* [Stated problem] Can all of these lines be returned exactly?

-*-*-

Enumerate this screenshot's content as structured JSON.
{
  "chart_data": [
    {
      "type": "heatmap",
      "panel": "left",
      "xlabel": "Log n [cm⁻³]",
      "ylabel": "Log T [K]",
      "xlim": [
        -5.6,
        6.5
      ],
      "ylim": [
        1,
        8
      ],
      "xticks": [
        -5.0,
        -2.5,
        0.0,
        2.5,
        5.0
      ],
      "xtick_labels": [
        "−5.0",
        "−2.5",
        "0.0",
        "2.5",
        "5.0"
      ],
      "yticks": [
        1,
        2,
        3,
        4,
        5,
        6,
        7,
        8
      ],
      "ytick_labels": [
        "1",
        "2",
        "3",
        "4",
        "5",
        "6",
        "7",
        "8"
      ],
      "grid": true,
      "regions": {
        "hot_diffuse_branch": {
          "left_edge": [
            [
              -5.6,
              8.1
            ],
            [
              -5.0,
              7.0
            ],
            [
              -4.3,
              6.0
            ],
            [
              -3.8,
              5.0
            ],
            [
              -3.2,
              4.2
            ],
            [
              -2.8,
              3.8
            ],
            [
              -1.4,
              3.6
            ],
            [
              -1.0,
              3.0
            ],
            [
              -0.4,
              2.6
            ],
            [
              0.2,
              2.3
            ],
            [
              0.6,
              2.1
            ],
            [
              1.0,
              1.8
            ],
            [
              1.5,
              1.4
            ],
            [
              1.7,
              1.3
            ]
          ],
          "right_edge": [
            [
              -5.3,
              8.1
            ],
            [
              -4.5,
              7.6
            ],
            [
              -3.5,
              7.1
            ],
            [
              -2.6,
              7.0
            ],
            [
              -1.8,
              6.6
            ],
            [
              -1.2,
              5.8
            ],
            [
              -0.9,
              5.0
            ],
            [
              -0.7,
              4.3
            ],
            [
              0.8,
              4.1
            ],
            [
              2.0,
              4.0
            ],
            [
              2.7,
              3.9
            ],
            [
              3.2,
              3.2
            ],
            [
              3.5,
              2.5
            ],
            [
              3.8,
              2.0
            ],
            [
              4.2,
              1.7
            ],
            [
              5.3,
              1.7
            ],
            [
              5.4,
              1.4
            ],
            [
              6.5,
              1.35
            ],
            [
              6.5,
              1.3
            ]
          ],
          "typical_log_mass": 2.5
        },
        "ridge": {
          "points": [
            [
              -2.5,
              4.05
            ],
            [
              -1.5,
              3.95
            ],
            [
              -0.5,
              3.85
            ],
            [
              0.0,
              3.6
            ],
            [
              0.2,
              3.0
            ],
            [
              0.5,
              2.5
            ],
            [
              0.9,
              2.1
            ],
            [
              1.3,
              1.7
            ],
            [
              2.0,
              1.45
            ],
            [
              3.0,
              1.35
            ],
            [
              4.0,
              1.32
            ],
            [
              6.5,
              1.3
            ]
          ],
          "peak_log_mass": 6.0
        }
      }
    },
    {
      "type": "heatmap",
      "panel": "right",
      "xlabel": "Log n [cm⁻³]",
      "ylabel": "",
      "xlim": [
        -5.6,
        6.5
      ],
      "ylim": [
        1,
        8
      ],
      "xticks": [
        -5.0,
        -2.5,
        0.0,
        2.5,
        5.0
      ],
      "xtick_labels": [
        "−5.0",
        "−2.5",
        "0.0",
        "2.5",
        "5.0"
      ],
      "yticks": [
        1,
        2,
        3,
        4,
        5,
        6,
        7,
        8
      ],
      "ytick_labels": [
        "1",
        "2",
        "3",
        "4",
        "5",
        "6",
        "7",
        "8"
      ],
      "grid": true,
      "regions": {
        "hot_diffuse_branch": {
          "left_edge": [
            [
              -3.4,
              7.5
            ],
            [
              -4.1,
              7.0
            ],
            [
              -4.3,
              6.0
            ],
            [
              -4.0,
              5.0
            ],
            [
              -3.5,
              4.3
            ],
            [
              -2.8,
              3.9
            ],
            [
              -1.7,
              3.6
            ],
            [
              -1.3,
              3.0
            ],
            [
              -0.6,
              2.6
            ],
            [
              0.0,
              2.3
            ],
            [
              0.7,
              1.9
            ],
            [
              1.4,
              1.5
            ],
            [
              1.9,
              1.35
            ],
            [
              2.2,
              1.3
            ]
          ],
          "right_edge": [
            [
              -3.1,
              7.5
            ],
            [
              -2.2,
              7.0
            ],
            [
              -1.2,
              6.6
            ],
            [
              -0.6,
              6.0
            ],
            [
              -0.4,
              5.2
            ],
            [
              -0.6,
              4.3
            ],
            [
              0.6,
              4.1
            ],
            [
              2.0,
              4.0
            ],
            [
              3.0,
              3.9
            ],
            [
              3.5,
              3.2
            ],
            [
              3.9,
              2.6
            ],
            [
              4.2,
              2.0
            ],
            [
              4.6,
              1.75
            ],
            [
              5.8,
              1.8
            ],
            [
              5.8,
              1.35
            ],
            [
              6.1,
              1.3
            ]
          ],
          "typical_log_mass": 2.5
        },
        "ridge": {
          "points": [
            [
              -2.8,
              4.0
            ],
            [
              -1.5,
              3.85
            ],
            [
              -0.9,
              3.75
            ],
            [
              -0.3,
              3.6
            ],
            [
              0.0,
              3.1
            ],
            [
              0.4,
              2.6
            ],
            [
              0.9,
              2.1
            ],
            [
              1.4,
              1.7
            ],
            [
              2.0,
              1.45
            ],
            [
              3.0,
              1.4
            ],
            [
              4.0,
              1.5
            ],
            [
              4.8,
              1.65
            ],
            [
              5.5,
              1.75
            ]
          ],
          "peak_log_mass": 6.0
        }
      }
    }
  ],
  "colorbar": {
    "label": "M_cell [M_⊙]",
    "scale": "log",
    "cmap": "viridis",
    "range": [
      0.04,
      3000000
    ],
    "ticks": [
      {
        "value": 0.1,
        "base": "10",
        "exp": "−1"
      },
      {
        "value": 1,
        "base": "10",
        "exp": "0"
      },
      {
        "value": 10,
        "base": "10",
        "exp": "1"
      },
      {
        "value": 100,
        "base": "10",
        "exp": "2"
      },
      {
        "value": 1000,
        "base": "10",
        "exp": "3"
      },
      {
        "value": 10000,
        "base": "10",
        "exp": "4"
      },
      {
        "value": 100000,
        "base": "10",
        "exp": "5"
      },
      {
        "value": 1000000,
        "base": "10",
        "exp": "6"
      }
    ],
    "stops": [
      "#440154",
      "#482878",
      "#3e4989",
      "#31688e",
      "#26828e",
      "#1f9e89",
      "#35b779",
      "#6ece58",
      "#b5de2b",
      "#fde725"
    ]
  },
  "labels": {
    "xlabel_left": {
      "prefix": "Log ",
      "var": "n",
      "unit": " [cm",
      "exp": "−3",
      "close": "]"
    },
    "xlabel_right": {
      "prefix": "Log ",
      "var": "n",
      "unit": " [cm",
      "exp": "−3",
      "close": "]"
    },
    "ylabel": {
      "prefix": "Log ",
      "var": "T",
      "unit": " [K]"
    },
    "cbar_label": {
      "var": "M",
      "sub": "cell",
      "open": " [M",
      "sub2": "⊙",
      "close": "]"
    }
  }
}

-*-*-

* [Task result]
Enumerate this screenshot's content as structured JSON.
{
  "chart_data": [
    {
      "type": "heatmap",
      "panel": "left",
      "xlabel": "Log n [cm⁻³]",
      "ylabel": "Log T [K]",
      "xlim": [
        -5.6,
        6.5
      ],
      "ylim": [
        1,
        8
      ],
      "xticks": [
        -5.0,
        -2.5,
        0.0,
        2.5,
        5.0
      ],
      "xtick_labels": [
        "−5.0",
        "−2.5",
        "0.0",
        "2.5",
        "5.0"
      ],
      "yticks": [
        1,
        2,
        3,
        4,
        5,
        6,
        7,
        8
      ],
      "ytick_labels": [
        "1",
        "2",
        "3",
        "4",
        "5",
        "6",
        "7",
        "8"
      ],
      "grid": true,
      "regions": {
        "hot_diffuse_branch": {
          "left_edge": [
            [
              -5.6,
              8.1
            ],
            [
              -5.0,
              7.0
            ],
            [
              -4.3,
              6.0
            ],
            [
              -3.8,
              5.0
            ],
            [
              -3.2,
              4.2
            ],
            [
              -2.8,
              3.8
            ],
            [
              -1.4,
              3.6
            ],
            [
              -1.0,
              3.0
            ],
            [
              -0.4,
              2.6
            ],
            [
              0.2,
              2.3
            ],
            [
              0.6,
              2.1
            ],
            [
              1.0,
              1.8
            ],
            [
              1.5,
              1.4
            ],
            [
              1.7,
              1.3
            ]
          ],
          "right_edge": [
            [
              -5.3,
              8.1
            ],
            [
              -4.5,
              7.6
            ],
            [
              -3.5,
              7.1
            ],
            [
              -2.6,
              7.0
            ],
            [
              -1.8,
              6.6
            ],
            [
              -1.2,
              5.8
            ],
            [
              -0.9,
              5.0
            ],
            [
              -0.7,
              4.3
            ],
            [
              0.8,
              4.1
            ],
            [
              2.0,
              4.0
            ],
            [
              2.7,
              3.9
            ],
            [
              3.2,
              3.2
            ],
            [
              3.5,
              2.5
            ],
            [
              3.8,
              2.0
            ],
            [
              4.2,
              1.7
            ],
            [
              5.3,
              1.7
            ],
            [
              5.4,
              1.4
            ],
            [
              6.5,
              1.35
            ],
            [
              6.5,
              1.3
            ]
          ],
          "typical_log_mass": 2.5
        },
        "ridge": {
          "points": [
            [
              -2.5,
              4.05
            ],
            [
              -1.5,
              3.95
            ],
            [
              -0.5,
              3.85
            ],
            [
              0.0,
              3.6
            ],
            [
              0.2,
              3.0
            ],
            [
              0.5,
              2.5
            ],
            [
              0.9,
              2.1
            ],
            [
              1.3,
              1.7
            ],
            [
              2.0,
              1.45
            ],
            [
              3.0,
              1.35
            ],
            [
              4.0,
              1.32
            ],
            [
              6.5,
              1.3
            ]
          ],
          "peak_log_mass": 6.0
        }
      }
    },
    {
      "type": "heatmap",
      "panel": "right",
      "xlabel": "Log n [cm⁻³]",
      "ylabel": "",
      "xlim": [
        -5.6,
        6.5
      ],
      "ylim": [
        1,
        8
      ],
      "xticks": [
        -5.0,
        -2.5,
        0.0,
        2.5,
        5.0
      ],
      "xtick_labels": [
        "−5.0",
        "−2.5",
        "0.0",
        "2.5",
        "5.0"
      ],
      "yticks": [
        1,
        2,
        3,
        4,
        5,
        6,
        7,
        8
      ],
      "ytick_labels": [
        "1",
        "2",
        "3",
        "4",
        "5",
        "6",
        "7",
        "8"
      ],
      "grid": true,
      "regions": {
        "hot_diffuse_branch": {
          "left_edge": [
            [
              -3.4,
              7.5
            ],
            [
              -4.1,
              7.0
            ],
            [
              -4.3,
              6.0
            ],
            [
              -4.0,
              5.0
            ],
            [
              -3.5,
              4.3
            ],
            [
              -2.8,
              3.9
            ],
            [
              -1.7,
              3.6
            ],
            [
              -1.3,
              3.0
            ],
            [
              -0.6,
              2.6
            ],
            [
              0.0,
              2.3
            ],
            [
              0.7,
              1.9
            ],
            [
              1.4,
              1.5
            ],
            [
              1.9,
              1.35
            ],
            [
              2.2,
              1.3
            ]
          ],
          "right_edge": [
            [
              -3.1,
              7.5
            ],
            [
              -2.2,
              7.0
            ],
            [
              -1.2,
              6.6
            ],
            [
              -0.6,
              6.0
            ],
            [
              -0.4,
              5.2
            ],
            [
              -0.6,
              4.3
            ],
            [
              0.6,
              4.1
            ],
            [
              2.0,
              4.0
            ],
            [
              3.0,
              3.9
            ],
            [
              3.5,
              3.2
            ],
            [
              3.9,
              2.6
            ],
            [
              4.2,
              2.0
            ],
            [
              4.6,
              1.75
            ],
            [
              5.8,
              1.8
            ],
            [
              5.8,
              1.35
            ],
            [
              6.1,
              1.3
            ]
          ],
          "typical_log_mass": 2.5
        },
        "ridge": {
          "points": [
            [
              -2.8,
              4.0
            ],
            [
              -1.5,
              3.85
            ],
            [
              -0.9,
              3.75
            ],
            [
              -0.3,
              3.6
            ],
            [
              0.0,
              3.1
            ],
            [
              0.4,
              2.6
            ],
            [
              0.9,
              2.1
            ],
            [
              1.4,
              1.7
            ],
            [
              2.0,
              1.45
            ],
            [
              3.0,
              1.4
            ],
            [
              4.0,
              1.5
            ],
            [
              4.8,
              1.65
            ],
            [
              5.5,
              1.75
            ]
          ],
          "peak_log_mass": 6.0
        }
      }
    }
  ],
  "colorbar": {
    "label": "M_cell [M_⊙]",
    "scale": "log",
    "cmap": "viridis",
    "range": [
      0.04,
      3000000
    ],
    "ticks": [
      {
        "value": 0.1,
        "base": "10",
        "exp": "−1"
      },
      {
        "value": 1,
        "base": "10",
        "exp": "0"
      },
      {
        "value": 10,
        "base": "10",
        "exp": "1"
      },
      {
        "value": 100,
        "base": "10",
        "exp": "2"
      },
      {
        "value": 1000,
        "base": "10",
        "exp": "3"
      },
      {
        "value": 10000,
        "base": "10",
        "exp": "4"
      },
      {
        "value": 100000,
        "base": "10",
        "exp": "5"
      },
      {
        "value": 1000000,
        "base": "10",
        "exp": "6"
      }
    ],
    "stops": [
      "#440154",
      "#482878",
      "#3e4989",
      "#31688e",
      "#26828e",
      "#1f9e89",
      "#35b779",
      "#6ece58",
      "#b5de2b",
      "#fde725"
    ]
  },
  "labels": {
    "xlabel_left": {
      "prefix": "Log ",
      "var": "n",
      "unit": " [cm",
      "exp": "−3",
      "close": "]"
    },
    "xlabel_right": {
      "prefix": "Log ",
      "var": "n",
      "unit": " [cm",
      "exp": "−3",
      "close": "]"
    },
    "ylabel": {
      "prefix": "Log ",
      "var": "T",
      "unit": " [K]"
    },
    "cbar_label": {
      "var": "M",
      "sub": "cell",
      "open": " [M",
      "sub2": "⊙",
      "close": "]"
    }
  }
}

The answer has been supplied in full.